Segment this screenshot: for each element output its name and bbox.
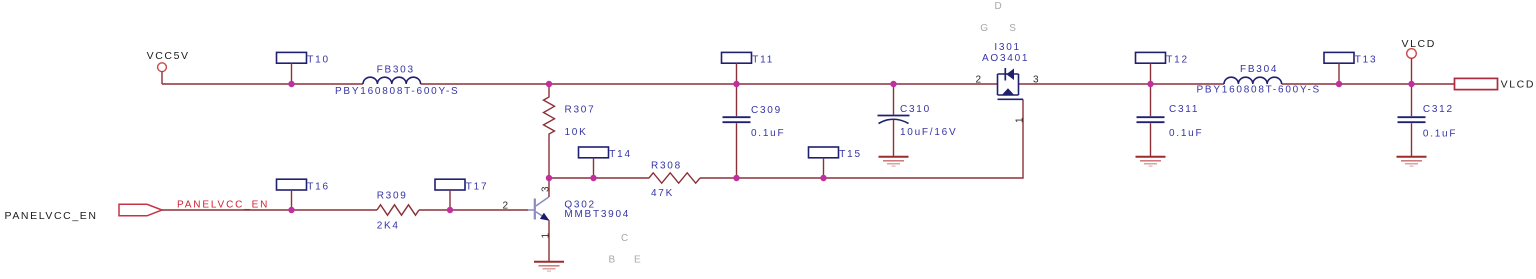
svg-text:T15: T15 [839,149,861,160]
svg-text:PANELVCC_EN: PANELVCC_EN [177,200,269,211]
svg-text:R307: R307 [565,105,596,116]
node T11/C309 [733,81,739,87]
svg-text:0.1uF: 0.1uF [751,128,785,139]
wire top rail segment 1 [162,83,363,85]
svg-text:I301: I301 [994,42,1020,53]
node R307 top [546,81,552,87]
resistor R308 [649,160,700,199]
test point T14 [579,147,632,178]
svg-text:T13: T13 [1355,55,1377,66]
wire Q302 collector [548,178,550,197]
wire panel net left [162,209,377,211]
test point T16 [277,179,330,210]
svg-text:VLCD: VLCD [1501,79,1535,91]
svg-text:R309: R309 [377,191,408,202]
svg-text:T11: T11 [752,55,774,66]
svg-text:R308: R308 [651,160,682,171]
svg-text:T14: T14 [609,149,631,160]
svg-text:2: 2 [976,75,982,86]
resistor R307 [544,84,596,178]
test point T17 [435,179,488,210]
test point T10 [277,52,330,84]
svg-text:C310: C310 [900,104,931,115]
node T13 [1336,81,1342,87]
svg-text:C309: C309 [751,105,782,116]
power symbol VCC5V [147,50,190,71]
svg-text:FB304: FB304 [1240,64,1278,75]
svg-text:47K: 47K [651,188,674,199]
transistor Q302 [528,197,630,221]
svg-text:E: E [634,255,641,266]
node C310 [890,81,896,87]
node T15 [820,175,826,181]
ferrite bead FB303 [335,65,459,98]
test point T11 [722,52,775,84]
capacitor C309 [723,84,786,178]
ground under Q302 [534,262,564,271]
capacitor C311 [1137,84,1204,157]
node VLCD [1408,81,1414,87]
svg-text:0.1uF: 0.1uF [1423,129,1457,140]
test point T13 [1324,52,1377,84]
svg-text:B: B [609,255,616,266]
test point T15 [809,147,862,178]
node R307 bottom [546,175,552,181]
svg-text:FB303: FB303 [377,65,415,76]
wire top rail segment 2 [421,83,998,85]
wire gate net left [549,177,649,179]
svg-text:MMBT3904: MMBT3904 [564,209,630,220]
svg-text:D: D [995,1,1002,12]
wire top rail segment 4 [1282,83,1455,85]
wire VCC5V drop [161,72,163,84]
wire VLCD drop [1411,58,1413,84]
resistor R309 [377,191,419,232]
node T10/rail [288,81,294,87]
test point T12 [1136,52,1189,84]
node T17 [447,207,453,213]
svg-text:G: G [980,23,988,34]
ground under C312 [1397,157,1427,166]
capacitor C312 [1398,84,1458,157]
svg-text:AO3401: AO3401 [982,53,1029,64]
wire panel net right [419,209,528,211]
svg-text:2K4: 2K4 [377,221,400,232]
svg-text:0.1uF: 0.1uF [1169,128,1203,139]
svg-text:C311: C311 [1169,104,1199,115]
svg-text:10uF/16V: 10uF/16V [900,127,957,138]
svg-text:C312: C312 [1423,104,1454,115]
svg-text:PANELVCC_EN: PANELVCC_EN [5,210,98,222]
node C309 bottom [733,175,739,181]
node T14 [590,175,596,181]
svg-text:VLCD: VLCD [1402,38,1436,50]
svg-text:T10: T10 [307,55,329,66]
svg-text:T12: T12 [1166,55,1188,66]
wire Q302 emitter [548,220,550,261]
ferrite bead FB304 [1197,64,1321,96]
ground under C311 [1136,157,1166,166]
capacitor C310 (polarized) [878,84,958,157]
svg-text:3: 3 [1033,75,1039,86]
svg-text:T16: T16 [307,181,329,192]
wire top rail segment 3 [1019,83,1225,85]
svg-text:C: C [621,233,628,244]
svg-text:10K: 10K [565,127,588,138]
svg-text:1: 1 [1015,117,1026,123]
port PANELVCC_EN [5,204,163,222]
svg-text:T17: T17 [466,181,488,192]
port VLCD [1455,78,1536,90]
ground under C310 [879,157,909,166]
mosfet I301 [982,42,1029,99]
node T12/C311 [1147,81,1153,87]
node T16 [288,207,294,213]
svg-text:PBY160808T-600Y-S: PBY160808T-600Y-S [1197,85,1321,96]
svg-text:VCC5V: VCC5V [147,50,190,62]
wire gate net right [700,99,1023,178]
power symbol VLCD [1402,38,1436,58]
svg-text:S: S [1009,23,1016,34]
svg-text:PBY160808T-600Y-S: PBY160808T-600Y-S [335,86,459,97]
svg-text:2: 2 [503,201,509,212]
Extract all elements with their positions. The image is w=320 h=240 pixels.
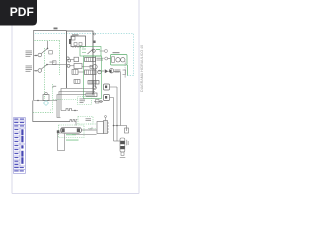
enclosure box (teal dashed) — [35, 34, 134, 76]
thermostat boxes B2 B3 — [104, 70, 126, 101]
terminal pins — [74, 80, 80, 84]
fuse F2 capsule — [61, 127, 97, 134]
note box lower (green dashed) — [78, 117, 93, 125]
wire bus to connector — [113, 98, 115, 142]
enclosure around fuse (green dashed) — [59, 125, 85, 138]
heater element R1 — [72, 70, 101, 75]
solenoid L1 — [61, 109, 78, 111]
pressure switch S1 — [38, 53, 42, 57]
wire left L-drop — [33, 101, 70, 122]
wire green right — [127, 65, 129, 76]
svg-text:PDF: PDF — [10, 5, 34, 19]
note box upper (green dashed) — [53, 99, 78, 101]
title block — [14, 118, 26, 174]
contacts K1 — [66, 57, 103, 62]
inductor L2 — [70, 120, 77, 122]
connector J1 — [120, 138, 129, 158]
wire internal bus — [95, 56, 97, 89]
wire top feed — [34, 30, 67, 32]
enclosure segments (green dashed) — [35, 40, 60, 42]
sensor B4 — [94, 100, 103, 104]
label text green — [66, 133, 76, 136]
label AB — [54, 28, 58, 30]
timer T1 box — [71, 36, 86, 47]
selector switch S3 — [80, 47, 101, 57]
dispenser D1 — [58, 133, 65, 151]
PDF badge — [0, 0, 37, 26]
contacts K2 with thermostat B1 — [67, 64, 97, 70]
wire lower bundle — [61, 89, 95, 111]
wire bottom-left with filter F1 — [34, 100, 57, 102]
wire supply vertical — [33, 30, 35, 101]
svg-text:DIAGRAMA HIDRAULICO 40: DIAGRAMA HIDRAULICO 40 — [140, 45, 144, 92]
capacitor C1 — [105, 57, 111, 60]
heater assembly R2 — [84, 56, 102, 99]
label text S2 — [26, 66, 33, 72]
wire green dashed left — [50, 84, 53, 110]
svg-text:VALVULA 3 VIAS: VALVULA 3 VIAS — [124, 61, 127, 78]
arrow indicator — [100, 50, 105, 52]
control unit U1 box — [67, 31, 94, 95]
pressure switch S2 — [38, 69, 42, 73]
valve V1 — [98, 69, 121, 74]
label text S1 — [26, 51, 33, 57]
relay K3 — [88, 116, 109, 134]
frame right border — [138, 0, 140, 194]
frame bottom border — [12, 193, 139, 195]
frame left border — [11, 0, 13, 194]
title block text — [14, 119, 24, 172]
motor M1 — [111, 52, 128, 65]
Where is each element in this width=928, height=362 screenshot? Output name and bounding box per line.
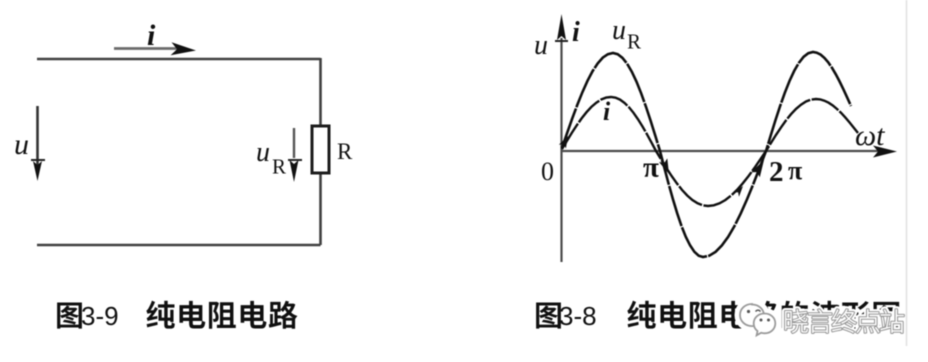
svg-text:u: u	[612, 15, 626, 46]
svg-text:3-8: 3-8	[559, 301, 597, 331]
svg-text:R: R	[337, 139, 353, 164]
svg-text:R: R	[627, 30, 641, 54]
svg-text:i: i	[572, 17, 580, 48]
svg-text:3-9: 3-9	[81, 301, 119, 331]
svg-text:0: 0	[541, 157, 554, 186]
svg-text:u: u	[256, 137, 270, 168]
svg-text:u: u	[534, 30, 548, 61]
svg-text:u: u	[14, 128, 29, 161]
svg-text:i: i	[603, 97, 611, 126]
svg-text:2: 2	[769, 156, 784, 188]
svg-text:ωt: ωt	[855, 119, 885, 152]
svg-text:R: R	[272, 155, 286, 179]
svg-text:i: i	[147, 19, 156, 52]
svg-text:π: π	[643, 152, 659, 184]
svg-text:π: π	[788, 156, 802, 185]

════════

Format the lines from the line containing "enclosure box (teal" to the line containing "pressure switch S1 — [38, 53, 42, 57]", inclusive, as a Markdown table with columns Row and Entry. Skip blank lines and include nothing else.

- [COMPLETED EXERCISE]
| Row | Entry |
|---|---|
| 1 | enclosure box (teal dashed) — [35, 34, 134, 76] |
| 2 | thermostat boxes B2 B3 — [104, 70, 126, 101] |
| 3 | terminal pins — [74, 80, 80, 84] |
| 4 | fuse F2 capsule — [61, 127, 97, 134] |
| 5 | note box lower (green dashed) — [78, 117, 93, 125] |
| 6 | wire bus to connector — [113, 98, 115, 142] |
| 7 | enclosure around fuse (green dashed) — [59, 125, 85, 138] |
| 8 | heater element R1 — [72, 70, 101, 75] |
| 9 | solenoid L1 — [61, 109, 78, 111] |
| 10 | pressure switch S1 — [38, 53, 42, 57] |